• DATA SHOWN:
%%

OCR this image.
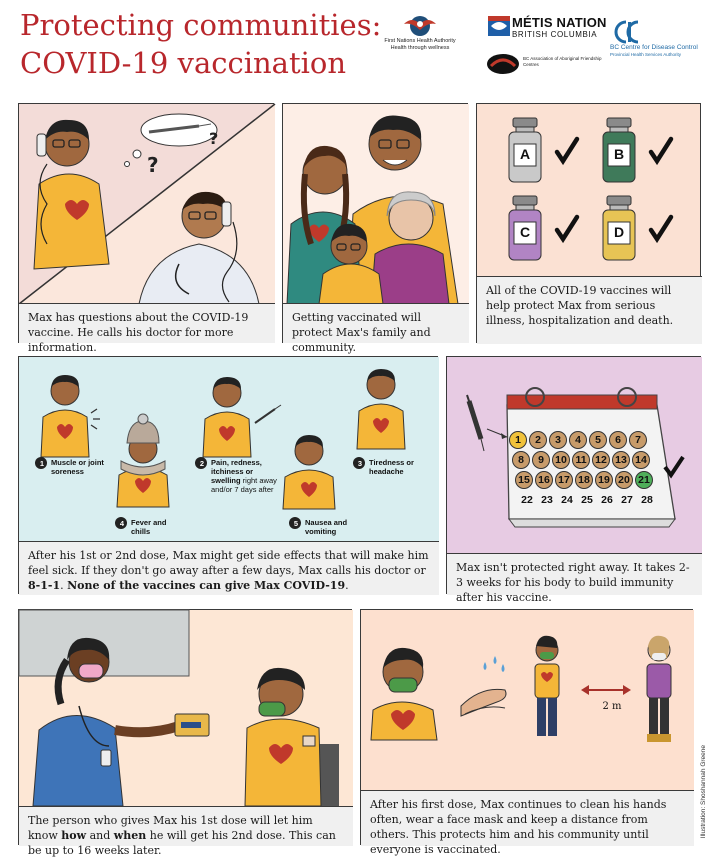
Protecting communities:
COVID-19 vaccination
First Nations Health Authority
Health through wellness
MÉTIS NATION
BRITISH COLUMBIA
BC Association of Aboriginal Friendship Centres
BC Centre for Disease Control
Provincial Health Services Authority
?
?
Max has questions about the COVID-19 vaccine. He calls his doctor for more information.
Getting vaccinated will protect Max's family and community.
A	B
C	D
All of the COVID-19 vaccines will help protect Max from serious illness, hospitalization and death.
1 Muscle or joint soreness
2 Pain, redness, itchiness or swelling right away and/or 7 days after
3 Tiredness or headache
4 Fever and chills
5 Nausea and vomiting
After his 1st or 2nd dose, Max might get side effects that will make him feel sick. If they don't go away after a few days, Max calls his doctor or 8-1-1. None of the vaccines can give Max COVID-19.
1	2	3	4	5	6	7
8	9	10 11 12 13 14
15 16 17 18 19 20 21
22 23 24 25 26 27 28
Max isn't protected right away. It takes 2-3 weeks for his body to build immunity after his vaccine.
The person who gives Max his 1st dose will let him know how and when he will get his 2nd dose. This can be up to 16 weeks later.
2 m
After his first dose, Max continues to clean his hands often, wear a face mask and keep a distance from others. This protects him and his community until everyone is vaccinated.
Illustration: Shoshannah Greene
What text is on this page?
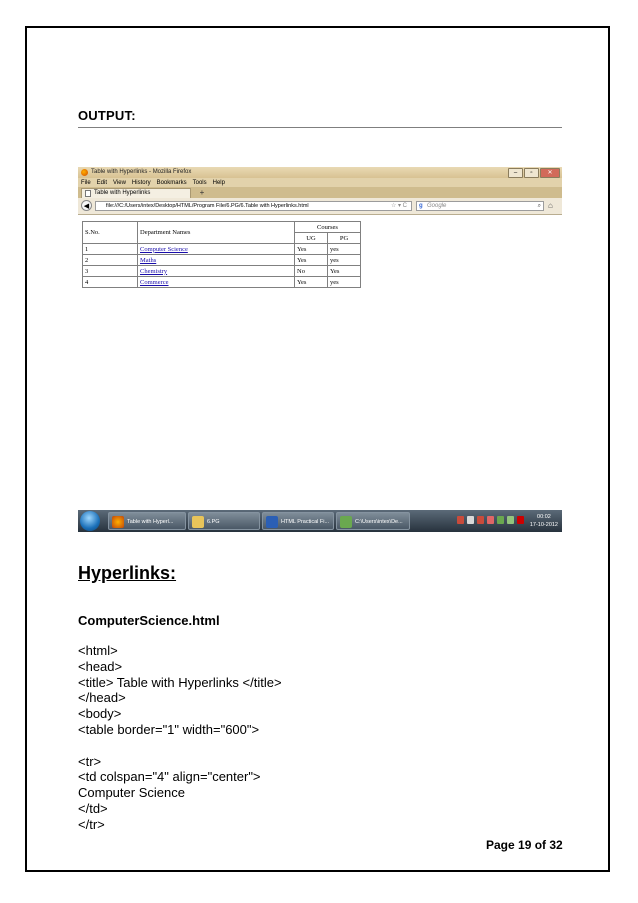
OUTPUT:
Table with Hyperlinks - Mozilla Firefox	–	▫	✕
File Edit View History Bookmarks Tools Help
Table with Hyperlinks	+
◀	file:///C:/Users/intex/Desktop/HTML/Program File/6.PG/6.Table with Hyperlinks.html	☆ ▾ C g Google	⌕ ⌂
S.No.	Department Names	Courses	
		UG	PG
1	Computer Science	Yes	yes
2	Maths	Yes	yes
3	Chemistry	No	Yes
4	Commerce	Yes	yes
Table with Hyperl...	6.PG	HTML Practical Fi...	C:\Users\intex\De...
00:02
17-10-2012
Hyperlinks:
ComputerScience.html
<html>
<head>
<title> Table with Hyperlinks </title>
</head>
<body>
<table border="1" width="600">
<tr>
<td colspan="4" align="center">
Computer Science
</td>
</tr>
Page 19 of 32
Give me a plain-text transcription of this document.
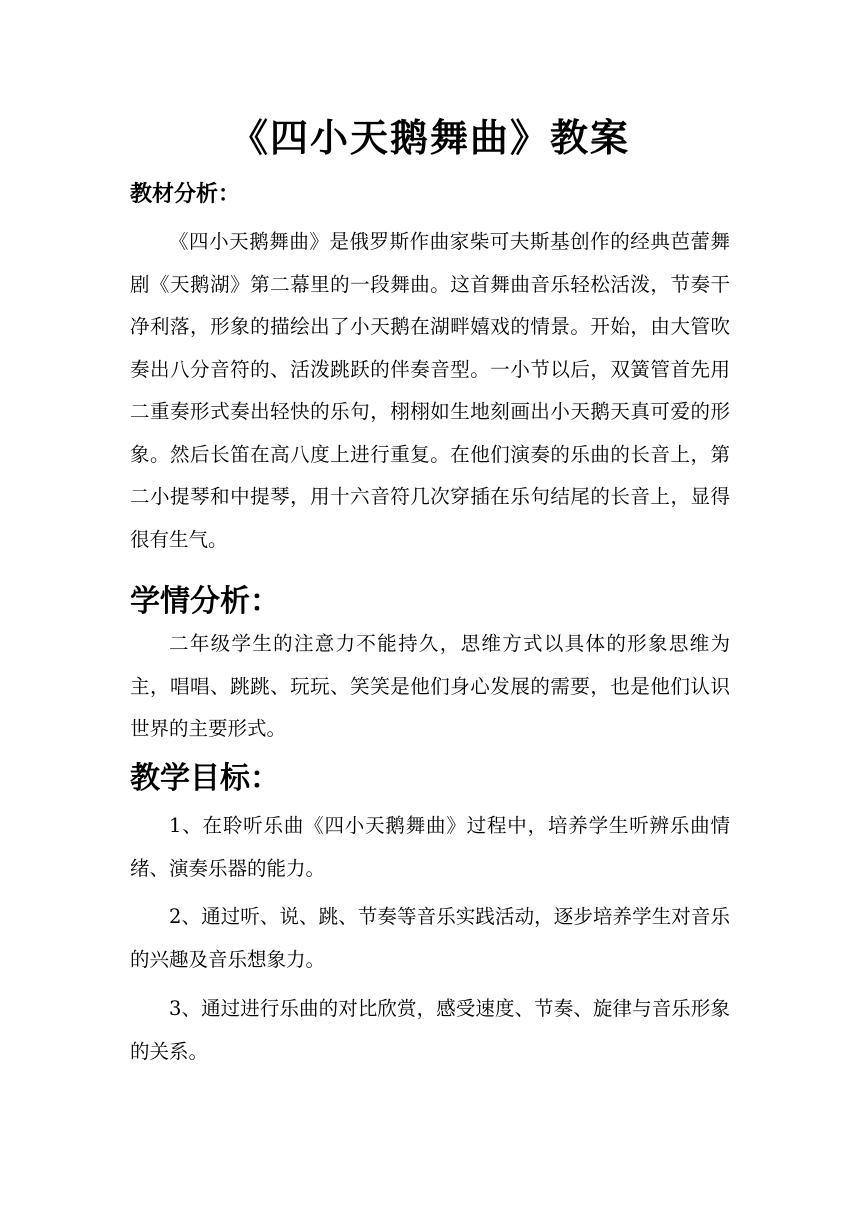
《四小天鹅舞曲》教案
教材分析：

《四小天鹅舞曲》是俄罗斯作曲家柴可夫斯基创作的经典芭蕾舞剧《天鹅湖》第二幕里的一段舞曲。这首舞曲音乐轻松活泼，节奏干净利落，形象的描绘出了小天鹅在湖畔嬉戏的情景。开始，由大管吹奏出八分音符的、活泼跳跃的伴奏音型。一小节以后，双簧管首先用二重奏形式奏出轻快的乐句，栩栩如生地刻画出小天鹅天真可爱的形象。然后长笛在高八度上进行重复。在他们演奏的乐曲的长音上，第二小提琴和中提琴，用十六音符几次穿插在乐句结尾的长音上，显得很有生气。

学情分析：

二年级学生的注意力不能持久，思维方式以具体的形象思维为主，唱唱、跳跳、玩玩、笑笑是他们身心发展的需要，也是他们认识世界的主要形式。

教学目标：

1、在聆听乐曲《四小天鹅舞曲》过程中，培养学生听辨乐曲情绪、演奏乐器的能力。

2、通过听、说、跳、节奏等音乐实践活动，逐步培养学生对音乐的兴趣及音乐想象力。

3、通过进行乐曲的对比欣赏，感受速度、节奏、旋律与音乐形象的关系。
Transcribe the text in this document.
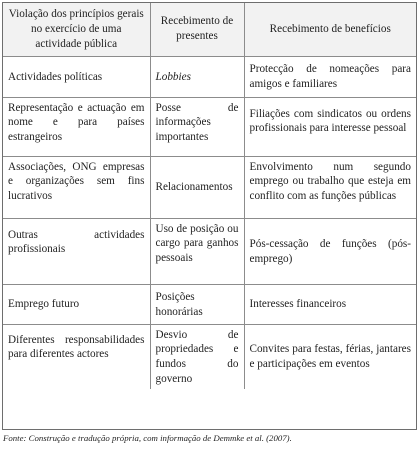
Violação dos princípios gerais no exercício de uma actividade pública	Recebimento de presentes	Recebimento de benefícios
Actividades políticas	Lobbies	Protecção de nomeações para amigos e familiares
Representação e actuação em nome e para países estrangeiros	Posse de informações importantes	Filiações com sindicatos ou ordens profissionais para interesse pessoal
Associações, ONG empresas e organizações sem fins lucrativos	Relacionamentos	Envolvimento num segundo emprego ou trabalho que esteja em conflito com as funções públicas
Outras actividades profissionais	Uso de posição ou cargo para ganhos pessoais	Pós-cessação de funções (pós-emprego)
Emprego futuro	Posições honorárias	Interesses financeiros
Diferentes responsabilidades para diferentes actores	Desvio de propriedades e fundos do governo	Convites para festas, férias, jantares e participações em eventos
Fonte: Construção e tradução própria, com informação de Demmke et al. (2007).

%%

Collect every line from the records above that contains the word "document".

• RESULT:
Give me a plain-text transcription of this document.
Transcribe the text in this document.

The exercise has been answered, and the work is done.